Reproduce the entries below in full, word for word.

# Start of Provided records

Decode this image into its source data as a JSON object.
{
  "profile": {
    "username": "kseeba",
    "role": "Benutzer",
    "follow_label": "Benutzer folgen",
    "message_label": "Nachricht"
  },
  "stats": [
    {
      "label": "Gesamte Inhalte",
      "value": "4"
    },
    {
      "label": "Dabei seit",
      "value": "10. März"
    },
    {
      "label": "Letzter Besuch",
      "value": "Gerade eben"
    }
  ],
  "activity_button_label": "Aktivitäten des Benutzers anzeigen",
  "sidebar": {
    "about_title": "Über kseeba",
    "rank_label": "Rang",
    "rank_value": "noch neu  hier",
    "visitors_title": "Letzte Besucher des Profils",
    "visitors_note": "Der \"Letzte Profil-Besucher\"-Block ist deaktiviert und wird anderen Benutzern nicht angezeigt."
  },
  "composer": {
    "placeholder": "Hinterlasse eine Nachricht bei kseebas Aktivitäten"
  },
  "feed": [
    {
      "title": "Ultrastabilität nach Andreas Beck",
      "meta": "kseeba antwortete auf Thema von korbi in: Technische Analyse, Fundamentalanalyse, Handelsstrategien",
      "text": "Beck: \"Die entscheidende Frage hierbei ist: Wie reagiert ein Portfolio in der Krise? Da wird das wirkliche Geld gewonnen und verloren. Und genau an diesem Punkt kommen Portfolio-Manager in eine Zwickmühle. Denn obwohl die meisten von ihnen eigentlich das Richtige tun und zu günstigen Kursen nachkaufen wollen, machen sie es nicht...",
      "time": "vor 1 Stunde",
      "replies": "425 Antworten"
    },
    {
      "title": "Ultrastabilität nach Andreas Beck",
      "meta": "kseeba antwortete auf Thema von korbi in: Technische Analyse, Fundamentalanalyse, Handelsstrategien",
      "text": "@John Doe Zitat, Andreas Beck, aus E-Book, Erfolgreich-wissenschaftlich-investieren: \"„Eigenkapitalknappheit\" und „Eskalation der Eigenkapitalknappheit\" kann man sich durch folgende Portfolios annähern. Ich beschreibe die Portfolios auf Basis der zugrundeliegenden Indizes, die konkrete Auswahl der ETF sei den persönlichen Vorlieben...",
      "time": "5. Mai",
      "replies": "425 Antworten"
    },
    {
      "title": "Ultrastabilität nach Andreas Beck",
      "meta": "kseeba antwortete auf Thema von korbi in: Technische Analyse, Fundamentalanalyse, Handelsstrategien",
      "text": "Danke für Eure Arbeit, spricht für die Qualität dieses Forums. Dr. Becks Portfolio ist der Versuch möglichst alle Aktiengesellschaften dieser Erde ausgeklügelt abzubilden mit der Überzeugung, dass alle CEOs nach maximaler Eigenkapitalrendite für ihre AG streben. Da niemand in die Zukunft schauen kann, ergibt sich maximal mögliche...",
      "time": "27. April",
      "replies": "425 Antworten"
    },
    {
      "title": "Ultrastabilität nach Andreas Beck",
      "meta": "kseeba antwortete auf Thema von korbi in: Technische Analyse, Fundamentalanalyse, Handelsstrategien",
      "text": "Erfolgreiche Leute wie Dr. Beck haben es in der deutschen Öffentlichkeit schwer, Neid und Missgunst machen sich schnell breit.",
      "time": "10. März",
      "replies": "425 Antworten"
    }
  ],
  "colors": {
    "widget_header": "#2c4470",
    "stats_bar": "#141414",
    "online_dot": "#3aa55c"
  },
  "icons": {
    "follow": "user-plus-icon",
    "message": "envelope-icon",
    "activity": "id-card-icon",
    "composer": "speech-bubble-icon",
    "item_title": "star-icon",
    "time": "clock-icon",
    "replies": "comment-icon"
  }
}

# End of Provided records

* **Response**
Decode this image into its source data as a JSON object.
{
  "profile": {
    "username": "kseeba",
    "role": "Benutzer",
    "follow_label": "Benutzer folgen",
    "message_label": "Nachricht"
  },
  "stats": [
    {
      "label": "Gesamte Inhalte",
      "value": "4"
    },
    {
      "label": "Dabei seit",
      "value": "10. März"
    },
    {
      "label": "Letzter Besuch",
      "value": "Gerade eben"
    }
  ],
  "activity_button_label": "Aktivitäten des Benutzers anzeigen",
  "sidebar": {
    "about_title": "Über kseeba",
    "rank_label": "Rang",
    "rank_value": "noch neu  hier",
    "visitors_title": "Letzte Besucher des Profils",
    "visitors_note": "Der \"Letzte Profil-Besucher\"-Block ist deaktiviert und wird anderen Benutzern nicht angezeigt."
  },
  "composer": {
    "placeholder": "Hinterlasse eine Nachricht bei kseebas Aktivitäten"
  },
  "feed": [
    {
      "title": "Ultrastabilität nach Andreas Beck",
      "meta": "kseeba antwortete auf Thema von korbi in: Technische Analyse, Fundamentalanalyse, Handelsstrategien",
      "text": "Beck: \"Die entscheidende Frage hierbei ist: Wie reagiert ein Portfolio in der Krise? Da wird das wirkliche Geld gewonnen und verloren. Und genau an diesem Punkt kommen Portfolio-Manager in eine Zwickmühle. Denn obwohl die meisten von ihnen eigentlich das Richtige tun und zu günstigen Kursen nachkaufen wollen, machen sie es nicht...",
      "time": "vor 1 Stunde",
      "replies": "425 Antworten"
    },
    {
      "title": "Ultrastabilität nach Andreas Beck",
      "meta": "kseeba antwortete auf Thema von korbi in: Technische Analyse, Fundamentalanalyse, Handelsstrategien",
      "text": "@John Doe Zitat, Andreas Beck, aus E-Book, Erfolgreich-wissenschaftlich-investieren: \"„Eigenkapitalknappheit\" und „Eskalation der Eigenkapitalknappheit\" kann man sich durch folgende Portfolios annähern. Ich beschreibe die Portfolios auf Basis der zugrundeliegenden Indizes, die konkrete Auswahl der ETF sei den persönlichen Vorlieben...",
      "time": "5. Mai",
      "replies": "425 Antworten"
    },
    {
      "title": "Ultrastabilität nach Andreas Beck",
      "meta": "kseeba antwortete auf Thema von korbi in: Technische Analyse, Fundamentalanalyse, Handelsstrategien",
      "text": "Danke für Eure Arbeit, spricht für die Qualität dieses Forums. Dr. Becks Portfolio ist der Versuch möglichst alle Aktiengesellschaften dieser Erde ausgeklügelt abzubilden mit der Überzeugung, dass alle CEOs nach maximaler Eigenkapitalrendite für ihre AG streben. Da niemand in die Zukunft schauen kann, ergibt sich maximal mögliche...",
      "time": "27. April",
      "replies": "425 Antworten"
    },
    {
      "title": "Ultrastabilität nach Andreas Beck",
      "meta": "kseeba antwortete auf Thema von korbi in: Technische Analyse, Fundamentalanalyse, Handelsstrategien",
      "text": "Erfolgreiche Leute wie Dr. Beck haben es in der deutschen Öffentlichkeit schwer, Neid und Missgunst machen sich schnell breit.",
      "time": "10. März",
      "replies": "425 Antworten"
    }
  ],
  "colors": {
    "widget_header": "#2c4470",
    "stats_bar": "#141414",
    "online_dot": "#3aa55c"
  },
  "icons": {
    "follow": "user-plus-icon",
    "message": "envelope-icon",
    "activity": "id-card-icon",
    "composer": "speech-bubble-icon",
    "item_title": "star-icon",
    "time": "clock-icon",
    "replies": "comment-icon"
  }
}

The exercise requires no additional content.